---------- RECORDS SHOWN ----------

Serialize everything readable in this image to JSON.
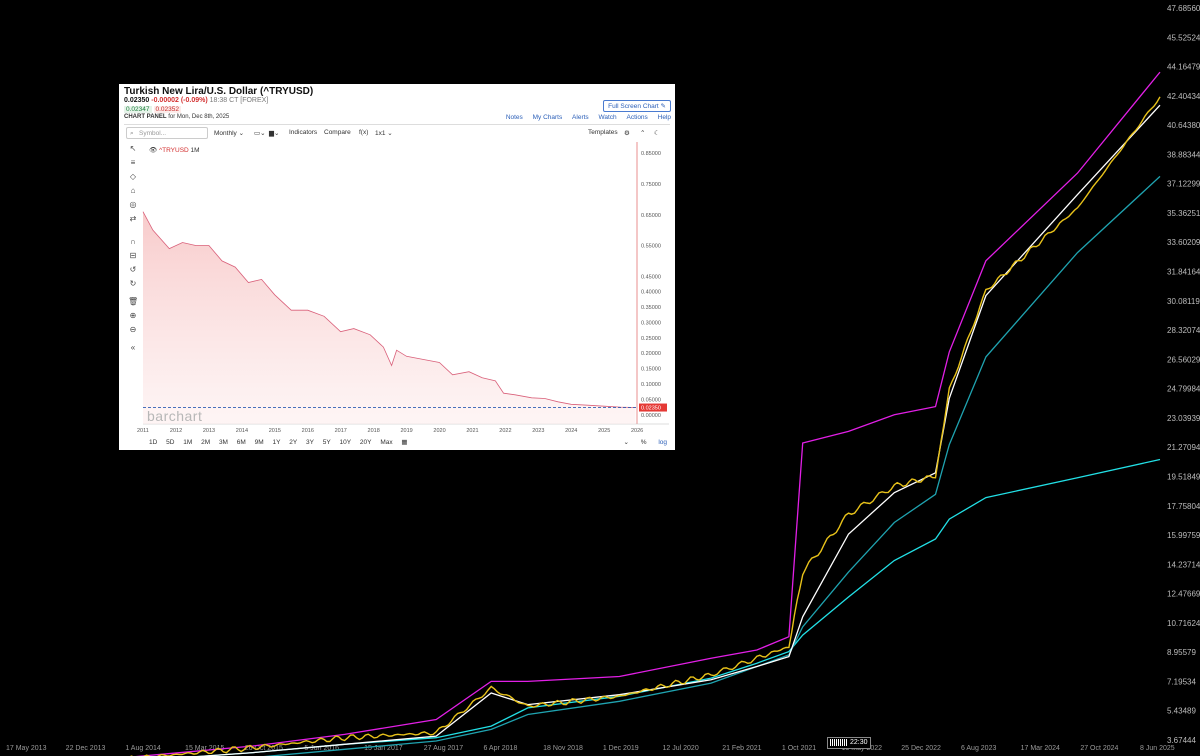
{
  "background_chart": {
    "y_ticks": [
      "47.68560",
      "45.52524",
      "44.16479",
      "42.40434",
      "40.64380",
      "38.88344",
      "37.12299",
      "35.36251",
      "33.60209",
      "31.84164",
      "30.08119",
      "28.32074",
      "26.56029",
      "24.79984",
      "23.03939",
      "21.27094",
      "19.51849",
      "17.75804",
      "15.99759",
      "14.23714",
      "12.47669",
      "10.71624",
      "8.95579",
      "7.19534",
      "5.43489",
      "3.67444"
    ],
    "x_ticks": [
      "17 May 2013",
      "22 Dec 2013",
      "1 Aug 2014",
      "15 Mar 2015",
      "26 Oct 2015",
      "5 Jun 2016",
      "15 Jan 2017",
      "27 Aug 2017",
      "6 Apr 2018",
      "18 Nov 2018",
      "1 Dec 2019",
      "12 Jul 2020",
      "21 Feb 2021",
      "1 Oct 2021",
      "15 May 2022",
      "25 Dec 2022",
      "6 Aug 2023",
      "17 Mar 2024",
      "27 Oct 2024",
      "8 Jun 2025"
    ],
    "colors": {
      "background": "#000000",
      "price": "#e8c21a",
      "magenta": "#e21fe6",
      "cyan": "#22e0e6",
      "teal": "#1fa3b0",
      "white": "#ffffff"
    },
    "clock_label": "22:30"
  },
  "panel": {
    "title": "Turkish New Lira/U.S. Dollar (^TRYUSD)",
    "last": "0.02350",
    "change": "-0.00002 (-0.09%)",
    "meta": "18:38 CT [FOREX]",
    "bid": "0.02347",
    "ask": "0.02352",
    "chart_panel_label": "CHART PANEL",
    "chart_panel_date": "for Mon, Dec 8th, 2025",
    "full_screen": "Full Screen Chart",
    "links": [
      "Notes",
      "My Charts",
      "Alerts",
      "Watch",
      "Actions",
      "Help"
    ],
    "toolbar": {
      "search_placeholder": "Symbol...",
      "interval": "Monthly",
      "indicators": "Indicators",
      "compare": "Compare",
      "fx": "f(x)",
      "layout": "1x1",
      "templates": "Templates"
    },
    "legend_symbol": "^TRYUSD",
    "legend_interval": "1M",
    "watermark": "barchart",
    "ranges": [
      "1D",
      "5D",
      "1M",
      "2M",
      "3M",
      "6M",
      "9M",
      "1Y",
      "2Y",
      "3Y",
      "5Y",
      "10Y",
      "20Y",
      "Max"
    ],
    "bottom_right": [
      "%",
      "log"
    ],
    "price_badge": "0.02350"
  },
  "chart_data": [
    {
      "type": "line",
      "title": "",
      "xlabel": "",
      "ylabel": "",
      "x": [
        2013.37,
        2014.0,
        2015.0,
        2016.0,
        2017.0,
        2018.0,
        2018.6,
        2019.0,
        2020.0,
        2021.0,
        2021.5,
        2021.85,
        2022.0,
        2022.5,
        2023.0,
        2023.45,
        2023.6,
        2024.0,
        2025.0,
        2025.9
      ],
      "ylim": [
        3.0,
        47.69
      ],
      "series": [
        {
          "values": [
            1.8,
            1.9,
            2.4,
            2.9,
            3.5,
            3.8,
            6.5,
            5.4,
            6.0,
            7.3,
            8.3,
            9.0,
            13.5,
            17.0,
            18.7,
            19.3,
            24.5,
            30.5,
            35.5,
            42.2
          ]
        },
        {
          "values": [
            1.8,
            2.0,
            2.5,
            3.0,
            3.7,
            4.6,
            6.9,
            6.9,
            7.2,
            8.3,
            8.8,
            9.6,
            21.3,
            22.0,
            23.0,
            23.5,
            26.8,
            32.3,
            37.6,
            43.7
          ]
        },
        {
          "values": [
            1.8,
            1.9,
            2.2,
            2.6,
            3.1,
            3.5,
            4.2,
            5.3,
            6.0,
            7.1,
            8.0,
            8.7,
            9.7,
            12.0,
            14.2,
            15.5,
            16.7,
            18.0,
            19.2,
            20.3
          ]
        },
        {
          "values": [
            1.8,
            1.85,
            2.0,
            2.3,
            2.8,
            3.3,
            4.0,
            4.9,
            5.7,
            6.8,
            7.8,
            8.5,
            10.2,
            13.5,
            16.5,
            18.2,
            21.2,
            26.5,
            32.8,
            37.4
          ]
        },
        {
          "values": [
            1.8,
            1.9,
            2.2,
            2.6,
            3.1,
            3.6,
            6.2,
            5.5,
            6.1,
            7.0,
            7.8,
            8.4,
            10.8,
            15.8,
            18.3,
            19.5,
            24.0,
            30.2,
            36.3,
            41.7
          ]
        }
      ]
    },
    {
      "type": "area",
      "title": "Turkish New Lira/U.S. Dollar (^TRYUSD)",
      "xlabel": "",
      "ylabel": "",
      "x_ticks": [
        "2011",
        "2012",
        "2013",
        "2014",
        "2015",
        "2016",
        "2017",
        "2018",
        "2019",
        "2020",
        "2021",
        "2022",
        "2023",
        "2024",
        "2025",
        "2026"
      ],
      "y_ticks": [
        "0.85000",
        "0.75000",
        "0.65000",
        "0.55000",
        "0.45000",
        "0.40000",
        "0.35000",
        "0.30000",
        "0.25000",
        "0.20000",
        "0.15000",
        "0.10000",
        "0.05000",
        "0.00000"
      ],
      "x": [
        2011.0,
        2011.3,
        2011.8,
        2012.2,
        2012.6,
        2013.0,
        2013.4,
        2013.8,
        2014.2,
        2014.6,
        2015.0,
        2015.5,
        2016.0,
        2016.5,
        2017.0,
        2017.4,
        2017.9,
        2018.3,
        2018.55,
        2018.7,
        2019.0,
        2019.5,
        2020.0,
        2020.4,
        2020.9,
        2021.3,
        2021.7,
        2021.95,
        2022.3,
        2022.8,
        2023.2,
        2023.6,
        2024.0,
        2024.5,
        2025.0,
        2025.5,
        2025.95
      ],
      "values": [
        0.66,
        0.6,
        0.54,
        0.56,
        0.55,
        0.55,
        0.5,
        0.48,
        0.43,
        0.44,
        0.39,
        0.34,
        0.34,
        0.32,
        0.27,
        0.28,
        0.26,
        0.22,
        0.16,
        0.21,
        0.19,
        0.18,
        0.17,
        0.13,
        0.14,
        0.12,
        0.11,
        0.07,
        0.065,
        0.055,
        0.053,
        0.042,
        0.034,
        0.031,
        0.028,
        0.025,
        0.0235
      ],
      "ylim": [
        -0.03,
        0.88
      ],
      "last_value": 0.0235
    }
  ]
}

----------

## PROBLEM TO SOLVE
Copy the records exactly. Skip the pictures.

## CORRECT RESPONSE
Serialize everything readable in this image to JSON.
{
  "background_chart": {
    "y_ticks": [
      "47.68560",
      "45.52524",
      "44.16479",
      "42.40434",
      "40.64380",
      "38.88344",
      "37.12299",
      "35.36251",
      "33.60209",
      "31.84164",
      "30.08119",
      "28.32074",
      "26.56029",
      "24.79984",
      "23.03939",
      "21.27094",
      "19.51849",
      "17.75804",
      "15.99759",
      "14.23714",
      "12.47669",
      "10.71624",
      "8.95579",
      "7.19534",
      "5.43489",
      "3.67444"
    ],
    "x_ticks": [
      "17 May 2013",
      "22 Dec 2013",
      "1 Aug 2014",
      "15 Mar 2015",
      "26 Oct 2015",
      "5 Jun 2016",
      "15 Jan 2017",
      "27 Aug 2017",
      "6 Apr 2018",
      "18 Nov 2018",
      "1 Dec 2019",
      "12 Jul 2020",
      "21 Feb 2021",
      "1 Oct 2021",
      "15 May 2022",
      "25 Dec 2022",
      "6 Aug 2023",
      "17 Mar 2024",
      "27 Oct 2024",
      "8 Jun 2025"
    ],
    "colors": {
      "background": "#000000",
      "price": "#e8c21a",
      "magenta": "#e21fe6",
      "cyan": "#22e0e6",
      "teal": "#1fa3b0",
      "white": "#ffffff"
    },
    "clock_label": "22:30"
  },
  "panel": {
    "title": "Turkish New Lira/U.S. Dollar (^TRYUSD)",
    "last": "0.02350",
    "change": "-0.00002 (-0.09%)",
    "meta": "18:38 CT [FOREX]",
    "bid": "0.02347",
    "ask": "0.02352",
    "chart_panel_label": "CHART PANEL",
    "chart_panel_date": "for Mon, Dec 8th, 2025",
    "full_screen": "Full Screen Chart",
    "links": [
      "Notes",
      "My Charts",
      "Alerts",
      "Watch",
      "Actions",
      "Help"
    ],
    "toolbar": {
      "search_placeholder": "Symbol...",
      "interval": "Monthly",
      "indicators": "Indicators",
      "compare": "Compare",
      "fx": "f(x)",
      "layout": "1x1",
      "templates": "Templates"
    },
    "legend_symbol": "^TRYUSD",
    "legend_interval": "1M",
    "watermark": "barchart",
    "ranges": [
      "1D",
      "5D",
      "1M",
      "2M",
      "3M",
      "6M",
      "9M",
      "1Y",
      "2Y",
      "3Y",
      "5Y",
      "10Y",
      "20Y",
      "Max"
    ],
    "bottom_right": [
      "%",
      "log"
    ],
    "price_badge": "0.02350"
  },
  "chart_data": [
    {
      "type": "line",
      "title": "",
      "xlabel": "",
      "ylabel": "",
      "x": [
        2013.37,
        2014.0,
        2015.0,
        2016.0,
        2017.0,
        2018.0,
        2018.6,
        2019.0,
        2020.0,
        2021.0,
        2021.5,
        2021.85,
        2022.0,
        2022.5,
        2023.0,
        2023.45,
        2023.6,
        2024.0,
        2025.0,
        2025.9
      ],
      "ylim": [
        3.0,
        47.69
      ],
      "series": [
        {
          "values": [
            1.8,
            1.9,
            2.4,
            2.9,
            3.5,
            3.8,
            6.5,
            5.4,
            6.0,
            7.3,
            8.3,
            9.0,
            13.5,
            17.0,
            18.7,
            19.3,
            24.5,
            30.5,
            35.5,
            42.2
          ]
        },
        {
          "values": [
            1.8,
            2.0,
            2.5,
            3.0,
            3.7,
            4.6,
            6.9,
            6.9,
            7.2,
            8.3,
            8.8,
            9.6,
            21.3,
            22.0,
            23.0,
            23.5,
            26.8,
            32.3,
            37.6,
            43.7
          ]
        },
        {
          "values": [
            1.8,
            1.9,
            2.2,
            2.6,
            3.1,
            3.5,
            4.2,
            5.3,
            6.0,
            7.1,
            8.0,
            8.7,
            9.7,
            12.0,
            14.2,
            15.5,
            16.7,
            18.0,
            19.2,
            20.3
          ]
        },
        {
          "values": [
            1.8,
            1.85,
            2.0,
            2.3,
            2.8,
            3.3,
            4.0,
            4.9,
            5.7,
            6.8,
            7.8,
            8.5,
            10.2,
            13.5,
            16.5,
            18.2,
            21.2,
            26.5,
            32.8,
            37.4
          ]
        },
        {
          "values": [
            1.8,
            1.9,
            2.2,
            2.6,
            3.1,
            3.6,
            6.2,
            5.5,
            6.1,
            7.0,
            7.8,
            8.4,
            10.8,
            15.8,
            18.3,
            19.5,
            24.0,
            30.2,
            36.3,
            41.7
          ]
        }
      ]
    },
    {
      "type": "area",
      "title": "Turkish New Lira/U.S. Dollar (^TRYUSD)",
      "xlabel": "",
      "ylabel": "",
      "x_ticks": [
        "2011",
        "2012",
        "2013",
        "2014",
        "2015",
        "2016",
        "2017",
        "2018",
        "2019",
        "2020",
        "2021",
        "2022",
        "2023",
        "2024",
        "2025",
        "2026"
      ],
      "y_ticks": [
        "0.85000",
        "0.75000",
        "0.65000",
        "0.55000",
        "0.45000",
        "0.40000",
        "0.35000",
        "0.30000",
        "0.25000",
        "0.20000",
        "0.15000",
        "0.10000",
        "0.05000",
        "0.00000"
      ],
      "x": [
        2011.0,
        2011.3,
        2011.8,
        2012.2,
        2012.6,
        2013.0,
        2013.4,
        2013.8,
        2014.2,
        2014.6,
        2015.0,
        2015.5,
        2016.0,
        2016.5,
        2017.0,
        2017.4,
        2017.9,
        2018.3,
        2018.55,
        2018.7,
        2019.0,
        2019.5,
        2020.0,
        2020.4,
        2020.9,
        2021.3,
        2021.7,
        2021.95,
        2022.3,
        2022.8,
        2023.2,
        2023.6,
        2024.0,
        2024.5,
        2025.0,
        2025.5,
        2025.95
      ],
      "values": [
        0.66,
        0.6,
        0.54,
        0.56,
        0.55,
        0.55,
        0.5,
        0.48,
        0.43,
        0.44,
        0.39,
        0.34,
        0.34,
        0.32,
        0.27,
        0.28,
        0.26,
        0.22,
        0.16,
        0.21,
        0.19,
        0.18,
        0.17,
        0.13,
        0.14,
        0.12,
        0.11,
        0.07,
        0.065,
        0.055,
        0.053,
        0.042,
        0.034,
        0.031,
        0.028,
        0.025,
        0.0235
      ],
      "ylim": [
        -0.03,
        0.88
      ],
      "last_value": 0.0235
    }
  ]
}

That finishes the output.